++++ Provided data
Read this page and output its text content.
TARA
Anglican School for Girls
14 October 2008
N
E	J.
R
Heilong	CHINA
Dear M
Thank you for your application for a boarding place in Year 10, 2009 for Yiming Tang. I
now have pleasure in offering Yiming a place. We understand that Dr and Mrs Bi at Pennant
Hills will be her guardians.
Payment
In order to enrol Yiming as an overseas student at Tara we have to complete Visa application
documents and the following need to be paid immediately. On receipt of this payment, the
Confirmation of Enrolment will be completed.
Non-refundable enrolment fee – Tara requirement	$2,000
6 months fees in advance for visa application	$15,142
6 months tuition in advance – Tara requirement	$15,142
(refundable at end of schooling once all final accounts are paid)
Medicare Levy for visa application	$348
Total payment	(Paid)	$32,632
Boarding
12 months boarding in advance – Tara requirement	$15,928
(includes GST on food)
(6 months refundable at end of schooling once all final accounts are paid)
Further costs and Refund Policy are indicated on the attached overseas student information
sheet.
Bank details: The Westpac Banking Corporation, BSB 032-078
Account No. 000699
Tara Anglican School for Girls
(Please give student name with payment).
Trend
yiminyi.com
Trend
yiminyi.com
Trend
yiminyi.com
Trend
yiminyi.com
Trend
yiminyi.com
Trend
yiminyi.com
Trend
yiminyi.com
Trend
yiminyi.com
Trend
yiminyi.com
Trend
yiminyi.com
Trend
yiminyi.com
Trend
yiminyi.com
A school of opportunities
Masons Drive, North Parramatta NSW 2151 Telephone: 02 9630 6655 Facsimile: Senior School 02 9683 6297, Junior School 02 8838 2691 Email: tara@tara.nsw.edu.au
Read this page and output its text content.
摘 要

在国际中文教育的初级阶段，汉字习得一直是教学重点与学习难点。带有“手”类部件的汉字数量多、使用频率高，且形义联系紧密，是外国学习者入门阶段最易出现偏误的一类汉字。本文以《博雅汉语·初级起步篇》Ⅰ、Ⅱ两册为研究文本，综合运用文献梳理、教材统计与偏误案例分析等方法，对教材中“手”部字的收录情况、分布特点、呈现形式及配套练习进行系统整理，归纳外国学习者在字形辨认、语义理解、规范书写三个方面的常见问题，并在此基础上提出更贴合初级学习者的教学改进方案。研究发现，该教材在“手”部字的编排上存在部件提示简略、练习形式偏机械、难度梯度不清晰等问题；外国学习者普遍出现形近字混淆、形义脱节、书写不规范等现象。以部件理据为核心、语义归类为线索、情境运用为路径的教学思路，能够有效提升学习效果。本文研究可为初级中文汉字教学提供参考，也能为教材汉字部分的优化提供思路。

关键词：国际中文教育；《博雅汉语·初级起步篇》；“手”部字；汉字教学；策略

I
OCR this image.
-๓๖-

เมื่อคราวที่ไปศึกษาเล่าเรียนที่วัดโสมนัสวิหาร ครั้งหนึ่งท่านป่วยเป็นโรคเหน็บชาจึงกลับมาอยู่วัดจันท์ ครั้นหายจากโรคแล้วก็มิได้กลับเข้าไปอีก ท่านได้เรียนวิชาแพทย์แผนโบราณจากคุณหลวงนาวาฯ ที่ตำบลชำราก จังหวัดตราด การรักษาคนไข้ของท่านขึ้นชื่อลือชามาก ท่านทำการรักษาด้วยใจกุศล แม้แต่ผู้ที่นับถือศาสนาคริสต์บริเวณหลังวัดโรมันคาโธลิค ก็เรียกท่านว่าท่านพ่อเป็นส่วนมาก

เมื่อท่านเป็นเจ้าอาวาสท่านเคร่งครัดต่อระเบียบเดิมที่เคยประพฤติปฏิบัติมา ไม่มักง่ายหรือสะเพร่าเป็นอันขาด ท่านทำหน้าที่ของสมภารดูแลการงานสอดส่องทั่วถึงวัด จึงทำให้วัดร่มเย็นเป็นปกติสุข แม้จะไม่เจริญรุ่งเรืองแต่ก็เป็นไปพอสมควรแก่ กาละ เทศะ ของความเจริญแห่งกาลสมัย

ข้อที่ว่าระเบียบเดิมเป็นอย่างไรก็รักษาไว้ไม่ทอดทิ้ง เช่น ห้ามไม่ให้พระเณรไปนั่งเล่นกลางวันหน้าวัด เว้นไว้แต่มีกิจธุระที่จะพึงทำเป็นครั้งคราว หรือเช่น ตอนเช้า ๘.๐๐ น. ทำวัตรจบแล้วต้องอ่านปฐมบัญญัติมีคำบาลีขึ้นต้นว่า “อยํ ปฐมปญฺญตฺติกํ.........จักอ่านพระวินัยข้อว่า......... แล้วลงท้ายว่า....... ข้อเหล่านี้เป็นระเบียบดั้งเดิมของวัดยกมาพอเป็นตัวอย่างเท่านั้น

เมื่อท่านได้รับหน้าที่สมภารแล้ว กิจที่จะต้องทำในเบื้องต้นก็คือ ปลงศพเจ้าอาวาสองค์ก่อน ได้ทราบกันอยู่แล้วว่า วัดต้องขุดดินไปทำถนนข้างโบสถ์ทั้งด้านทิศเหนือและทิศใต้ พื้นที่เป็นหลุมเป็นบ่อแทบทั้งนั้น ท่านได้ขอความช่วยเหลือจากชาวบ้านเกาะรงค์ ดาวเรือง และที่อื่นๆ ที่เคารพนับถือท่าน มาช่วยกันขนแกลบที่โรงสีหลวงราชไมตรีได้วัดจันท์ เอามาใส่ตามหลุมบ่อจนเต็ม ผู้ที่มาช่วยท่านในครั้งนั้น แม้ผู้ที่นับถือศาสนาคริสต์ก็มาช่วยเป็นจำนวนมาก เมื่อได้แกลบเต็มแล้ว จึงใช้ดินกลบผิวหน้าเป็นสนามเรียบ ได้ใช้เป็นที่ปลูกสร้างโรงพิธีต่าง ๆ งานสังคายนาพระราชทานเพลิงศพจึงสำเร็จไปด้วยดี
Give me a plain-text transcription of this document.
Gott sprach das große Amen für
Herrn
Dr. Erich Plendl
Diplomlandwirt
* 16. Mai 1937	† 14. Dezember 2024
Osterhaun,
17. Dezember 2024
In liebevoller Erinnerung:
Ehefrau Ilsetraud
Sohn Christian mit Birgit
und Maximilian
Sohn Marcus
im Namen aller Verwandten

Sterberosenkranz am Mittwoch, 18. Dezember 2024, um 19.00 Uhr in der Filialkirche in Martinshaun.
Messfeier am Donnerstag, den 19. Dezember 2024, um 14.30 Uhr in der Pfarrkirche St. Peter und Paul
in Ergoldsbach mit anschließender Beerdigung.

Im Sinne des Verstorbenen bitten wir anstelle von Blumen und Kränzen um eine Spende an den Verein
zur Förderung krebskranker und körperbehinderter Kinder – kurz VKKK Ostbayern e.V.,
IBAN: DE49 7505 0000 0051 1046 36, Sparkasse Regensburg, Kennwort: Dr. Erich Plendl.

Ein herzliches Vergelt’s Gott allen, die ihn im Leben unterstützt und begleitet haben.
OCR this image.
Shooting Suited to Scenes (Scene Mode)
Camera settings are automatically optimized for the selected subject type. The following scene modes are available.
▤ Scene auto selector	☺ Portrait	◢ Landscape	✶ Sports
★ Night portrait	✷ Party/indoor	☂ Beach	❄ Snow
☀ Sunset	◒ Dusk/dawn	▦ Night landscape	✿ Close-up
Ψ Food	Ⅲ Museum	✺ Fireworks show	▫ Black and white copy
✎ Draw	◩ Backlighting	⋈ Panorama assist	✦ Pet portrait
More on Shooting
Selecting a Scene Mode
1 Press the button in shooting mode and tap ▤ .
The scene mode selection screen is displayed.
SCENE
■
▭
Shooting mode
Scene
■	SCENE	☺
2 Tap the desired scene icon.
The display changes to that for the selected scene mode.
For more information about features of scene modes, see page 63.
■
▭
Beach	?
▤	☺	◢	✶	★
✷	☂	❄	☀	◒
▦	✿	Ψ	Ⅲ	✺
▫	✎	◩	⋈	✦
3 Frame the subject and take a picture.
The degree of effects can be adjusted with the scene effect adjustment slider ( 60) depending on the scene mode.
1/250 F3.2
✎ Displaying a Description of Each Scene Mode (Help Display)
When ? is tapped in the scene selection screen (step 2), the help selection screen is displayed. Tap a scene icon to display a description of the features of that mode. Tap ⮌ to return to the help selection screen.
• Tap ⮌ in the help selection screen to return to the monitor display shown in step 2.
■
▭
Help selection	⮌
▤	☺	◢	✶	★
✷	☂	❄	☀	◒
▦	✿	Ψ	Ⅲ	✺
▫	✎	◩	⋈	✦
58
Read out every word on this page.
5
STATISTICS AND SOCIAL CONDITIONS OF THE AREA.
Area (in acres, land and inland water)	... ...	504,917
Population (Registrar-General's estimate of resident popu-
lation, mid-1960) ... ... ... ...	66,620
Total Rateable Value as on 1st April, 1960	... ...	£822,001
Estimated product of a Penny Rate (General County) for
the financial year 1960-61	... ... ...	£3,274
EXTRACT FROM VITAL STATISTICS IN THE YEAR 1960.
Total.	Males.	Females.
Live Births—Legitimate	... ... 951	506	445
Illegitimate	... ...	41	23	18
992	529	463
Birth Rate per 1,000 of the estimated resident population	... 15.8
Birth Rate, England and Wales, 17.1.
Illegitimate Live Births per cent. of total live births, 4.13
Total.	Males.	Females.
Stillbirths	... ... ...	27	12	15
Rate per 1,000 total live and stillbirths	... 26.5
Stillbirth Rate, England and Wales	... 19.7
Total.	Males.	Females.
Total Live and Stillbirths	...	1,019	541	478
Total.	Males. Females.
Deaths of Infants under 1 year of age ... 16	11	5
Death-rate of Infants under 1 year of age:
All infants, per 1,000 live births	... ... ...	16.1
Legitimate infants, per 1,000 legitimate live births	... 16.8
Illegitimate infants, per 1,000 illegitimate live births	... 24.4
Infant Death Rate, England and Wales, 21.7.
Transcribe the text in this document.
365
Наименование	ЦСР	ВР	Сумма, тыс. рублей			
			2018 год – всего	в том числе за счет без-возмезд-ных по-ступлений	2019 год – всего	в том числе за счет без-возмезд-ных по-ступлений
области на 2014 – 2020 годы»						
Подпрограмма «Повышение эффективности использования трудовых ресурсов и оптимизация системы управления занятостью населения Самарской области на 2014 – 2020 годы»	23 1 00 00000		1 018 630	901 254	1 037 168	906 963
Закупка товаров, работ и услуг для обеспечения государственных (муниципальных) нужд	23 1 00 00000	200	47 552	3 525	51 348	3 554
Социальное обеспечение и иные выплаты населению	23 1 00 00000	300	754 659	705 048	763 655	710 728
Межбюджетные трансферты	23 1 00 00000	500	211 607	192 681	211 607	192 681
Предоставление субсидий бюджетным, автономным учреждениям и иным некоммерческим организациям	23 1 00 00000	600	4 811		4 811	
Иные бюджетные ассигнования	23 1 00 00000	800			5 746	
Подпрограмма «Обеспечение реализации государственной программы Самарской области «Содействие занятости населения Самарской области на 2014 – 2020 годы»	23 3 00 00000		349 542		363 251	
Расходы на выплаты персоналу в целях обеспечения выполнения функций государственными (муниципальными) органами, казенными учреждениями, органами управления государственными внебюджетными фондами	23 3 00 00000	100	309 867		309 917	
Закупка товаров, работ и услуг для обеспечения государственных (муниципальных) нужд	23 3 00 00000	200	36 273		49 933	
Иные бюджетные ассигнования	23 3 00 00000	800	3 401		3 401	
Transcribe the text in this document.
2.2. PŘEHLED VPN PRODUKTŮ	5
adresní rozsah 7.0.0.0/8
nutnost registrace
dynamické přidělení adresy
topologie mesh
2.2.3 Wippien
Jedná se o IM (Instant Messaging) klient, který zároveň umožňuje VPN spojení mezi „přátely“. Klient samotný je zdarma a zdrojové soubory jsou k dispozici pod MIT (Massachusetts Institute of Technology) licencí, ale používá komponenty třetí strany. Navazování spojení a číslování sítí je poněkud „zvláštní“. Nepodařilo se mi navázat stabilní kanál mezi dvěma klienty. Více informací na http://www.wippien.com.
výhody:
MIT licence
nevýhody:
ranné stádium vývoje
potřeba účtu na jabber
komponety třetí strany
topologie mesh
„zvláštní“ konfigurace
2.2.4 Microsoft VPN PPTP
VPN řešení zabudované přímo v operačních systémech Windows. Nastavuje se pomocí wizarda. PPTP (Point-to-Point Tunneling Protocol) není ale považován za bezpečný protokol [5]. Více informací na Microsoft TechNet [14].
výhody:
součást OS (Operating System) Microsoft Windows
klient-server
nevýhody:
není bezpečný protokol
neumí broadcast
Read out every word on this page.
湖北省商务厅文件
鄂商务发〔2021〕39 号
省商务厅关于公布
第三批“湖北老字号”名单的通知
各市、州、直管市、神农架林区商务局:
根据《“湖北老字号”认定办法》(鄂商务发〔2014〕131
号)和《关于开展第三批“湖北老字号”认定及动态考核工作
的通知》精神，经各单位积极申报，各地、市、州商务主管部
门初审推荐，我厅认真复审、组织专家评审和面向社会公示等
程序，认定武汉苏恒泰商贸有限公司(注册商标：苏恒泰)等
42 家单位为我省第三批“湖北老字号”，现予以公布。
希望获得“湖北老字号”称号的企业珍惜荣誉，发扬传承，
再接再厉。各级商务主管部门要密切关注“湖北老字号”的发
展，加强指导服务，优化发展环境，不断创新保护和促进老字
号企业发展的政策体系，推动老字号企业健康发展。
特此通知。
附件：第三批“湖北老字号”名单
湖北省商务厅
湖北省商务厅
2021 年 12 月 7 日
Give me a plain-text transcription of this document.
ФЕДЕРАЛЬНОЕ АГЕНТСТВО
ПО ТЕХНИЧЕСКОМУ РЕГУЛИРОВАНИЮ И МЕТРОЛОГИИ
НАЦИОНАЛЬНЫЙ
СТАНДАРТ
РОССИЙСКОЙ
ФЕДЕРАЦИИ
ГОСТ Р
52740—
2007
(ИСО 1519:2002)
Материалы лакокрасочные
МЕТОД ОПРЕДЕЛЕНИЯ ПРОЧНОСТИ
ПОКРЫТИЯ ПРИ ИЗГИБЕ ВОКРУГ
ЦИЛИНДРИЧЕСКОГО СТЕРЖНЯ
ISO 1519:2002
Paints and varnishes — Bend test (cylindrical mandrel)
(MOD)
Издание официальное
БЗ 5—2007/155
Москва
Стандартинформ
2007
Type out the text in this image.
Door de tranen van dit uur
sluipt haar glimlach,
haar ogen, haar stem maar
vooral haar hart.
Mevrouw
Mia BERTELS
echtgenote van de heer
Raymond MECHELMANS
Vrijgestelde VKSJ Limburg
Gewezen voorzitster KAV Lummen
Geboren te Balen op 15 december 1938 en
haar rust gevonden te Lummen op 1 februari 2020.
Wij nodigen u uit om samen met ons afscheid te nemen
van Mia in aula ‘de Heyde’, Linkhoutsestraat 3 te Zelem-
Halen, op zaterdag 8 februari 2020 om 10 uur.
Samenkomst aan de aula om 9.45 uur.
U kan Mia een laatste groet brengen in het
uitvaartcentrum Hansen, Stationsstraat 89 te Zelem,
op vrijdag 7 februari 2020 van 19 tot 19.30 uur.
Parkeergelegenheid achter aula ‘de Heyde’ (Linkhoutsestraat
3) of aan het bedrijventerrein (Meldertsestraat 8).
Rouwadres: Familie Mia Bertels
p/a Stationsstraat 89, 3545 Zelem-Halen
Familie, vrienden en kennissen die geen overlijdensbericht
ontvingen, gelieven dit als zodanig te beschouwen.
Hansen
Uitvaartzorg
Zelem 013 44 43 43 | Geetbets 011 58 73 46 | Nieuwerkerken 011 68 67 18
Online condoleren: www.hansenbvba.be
++++++++
Work instructions
Copy all lines from the entries that contain the word "application".

Worked answer
Thank you for your application for a boarding place in Year 10, 2009 for Yiming Tang. I
In order to enrol Yiming as an overseas student at Tara we have to complete Visa application
6 months fees in advance for visa application	$15,142
Medicare Levy for visa application	$348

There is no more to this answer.